═══ MATERIAL

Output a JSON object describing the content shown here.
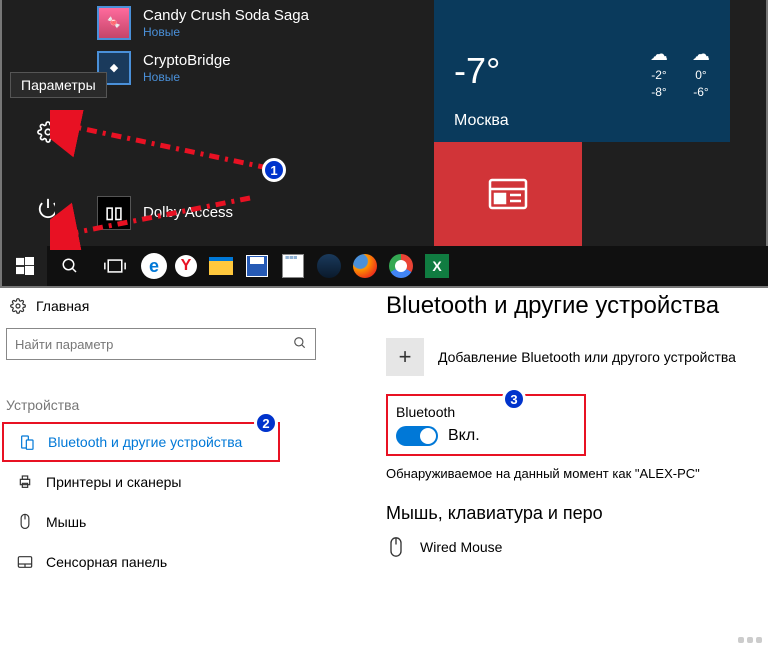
{
  "tooltip": "Параметры",
  "apps": {
    "candy": {
      "name": "Candy Crush Soda Saga",
      "sub": "Новые"
    },
    "crypto": {
      "name": "CryptoBridge",
      "sub": "Новые"
    },
    "dolby": {
      "name": "Dolby Access",
      "icon_text": "▯▯"
    }
  },
  "weather": {
    "temp": "-7°",
    "city": "Москва",
    "d1_hi": "-2°",
    "d1_lo": "-8°",
    "d2_hi": "0°",
    "d2_lo": "-6°"
  },
  "badges": {
    "b1": "1",
    "b2": "2",
    "b3": "3"
  },
  "settings": {
    "home": "Главная",
    "search_placeholder": "Найти параметр",
    "category": "Устройства",
    "nav": {
      "bluetooth": "Bluetooth и другие устройства",
      "printers": "Принтеры и сканеры",
      "mouse": "Мышь",
      "touchpad": "Сенсорная панель"
    },
    "page_title": "Bluetooth и другие устройства",
    "add_device": "Добавление Bluetooth или другого устройства",
    "bt_label": "Bluetooth",
    "bt_state": "Вкл.",
    "discoverable": "Обнаруживаемое на данный момент как \"ALEX-PC\"",
    "section_mouse": "Мышь, клавиатура и перо",
    "device1": "Wired Mouse"
  }
}
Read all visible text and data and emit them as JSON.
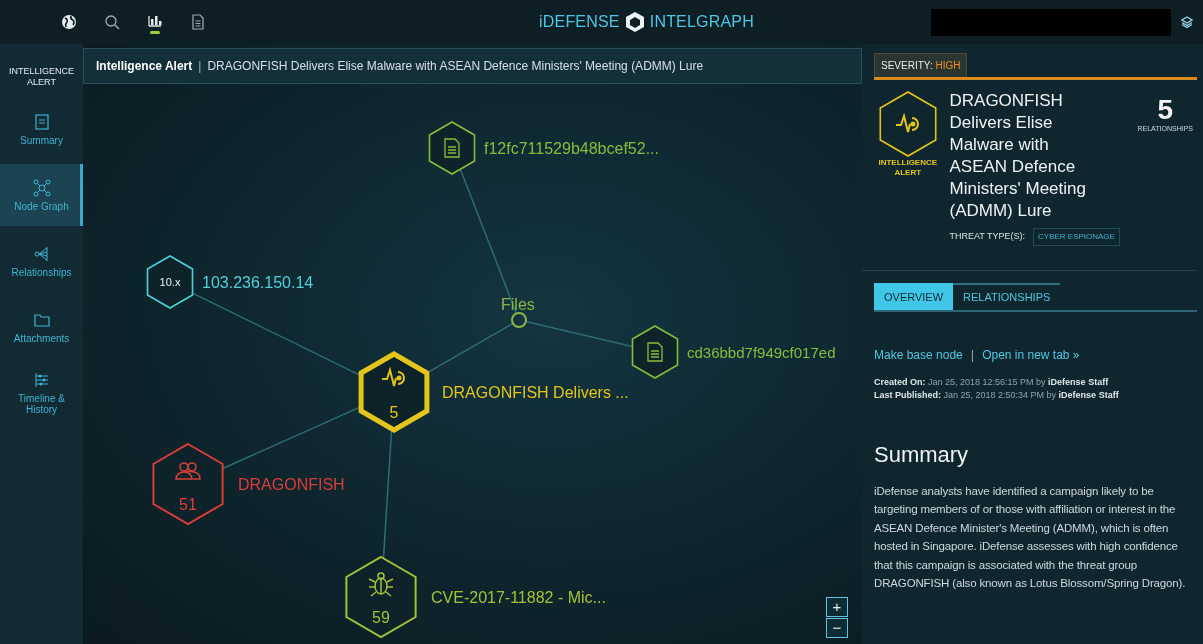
{
  "top_bar": {
    "tools": [
      {
        "kind": "globe",
        "selected": false
      },
      {
        "kind": "search",
        "selected": false
      },
      {
        "kind": "chart",
        "selected": true
      },
      {
        "kind": "document",
        "selected": false
      }
    ],
    "brand": {
      "left": "iDEFENSE",
      "right": "INTELGRAPH"
    }
  },
  "sidebar": {
    "header": "INTELLIGENCE ALERT",
    "items": [
      {
        "kind": "note",
        "label": "Summary",
        "selected": false
      },
      {
        "kind": "graph",
        "label": "Node Graph",
        "selected": true
      },
      {
        "kind": "relations",
        "label": "Relationships",
        "selected": false
      },
      {
        "kind": "folder",
        "label": "Attachments",
        "selected": false
      },
      {
        "kind": "timeline",
        "label": "Timeline & History",
        "selected": false
      }
    ]
  },
  "breadcrumb": {
    "section": "Intelligence Alert",
    "separator": "|",
    "title": "DRAGONFISH Delivers Elise Malware with ASEAN Defence Ministers' Meeting (ADMM) Lure"
  },
  "graph": {
    "center": {
      "kind": "alert",
      "label": "DRAGONFISH Delivers ...",
      "count": "5",
      "color": "#e3c51b"
    },
    "nodes": [
      {
        "kind": "ip",
        "badge": "10.x",
        "label": "103.236.150.14",
        "color": "#4fd0da"
      },
      {
        "kind": "group",
        "label": "Files",
        "color": "#8db544",
        "children": [
          {
            "kind": "file",
            "label": "f12fc711529b48bcef52...",
            "color": "#86bd3a"
          },
          {
            "kind": "file",
            "label": "cd36bbd7f949cf017ed",
            "color": "#86bd3a"
          }
        ]
      },
      {
        "kind": "actor",
        "label": "DRAGONFISH",
        "count": "51",
        "color": "#d93d3a"
      },
      {
        "kind": "vulnerability",
        "label": "CVE-2017-11882 - Mic...",
        "count": "59",
        "color": "#a3c236"
      }
    ],
    "zoom_controls": [
      "+",
      "−"
    ]
  },
  "panel": {
    "severity": {
      "label": "SEVERITY:",
      "value": "HIGH"
    },
    "type_label": "INTELLIGENCE ALERT",
    "title": "DRAGONFISH Delivers Elise Malware with ASEAN Defence Ministers' Meeting (ADMM) Lure",
    "relationships": {
      "count": "5",
      "label": "RELATIONSHIPS"
    },
    "threat_types": {
      "label": "THREAT TYPE(S):",
      "tags": [
        "CYBER ESPIONAGE"
      ]
    },
    "tabs": [
      {
        "label": "OVERVIEW",
        "selected": true
      },
      {
        "label": "RELATIONSHIPS",
        "selected": false
      }
    ],
    "actions": [
      "Make base node",
      "Open in new tab »"
    ],
    "action_separator": "|",
    "meta": [
      "**Created On:** Jan 25, 2018 12:56:15 PM by **iDefense Staff**",
      "**Last Published:** Jan 25, 2018 2:50:34 PM by **iDefense Staff**"
    ],
    "summary_heading": "Summary",
    "summary": "iDefense analysts have identified a campaign likely to be targeting members of or those with affiliation or interest in the ASEAN Defence Minister's Meeting (ADMM), which is often hosted in Singapore. iDefense assesses with high confidence that this campaign is associated with the threat group DRAGONFISH (also known as Lotus Blossom/Spring Dragon)."
  }
}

══════

[AIM OF THE TASK] Copy each line holding the word "name" from the listing above.

[EXERCISE SOLUTION]
      "name": "Candy Crush Soda Saga",
      "name": "CryptoBridge",
      "name": "Dolby Access",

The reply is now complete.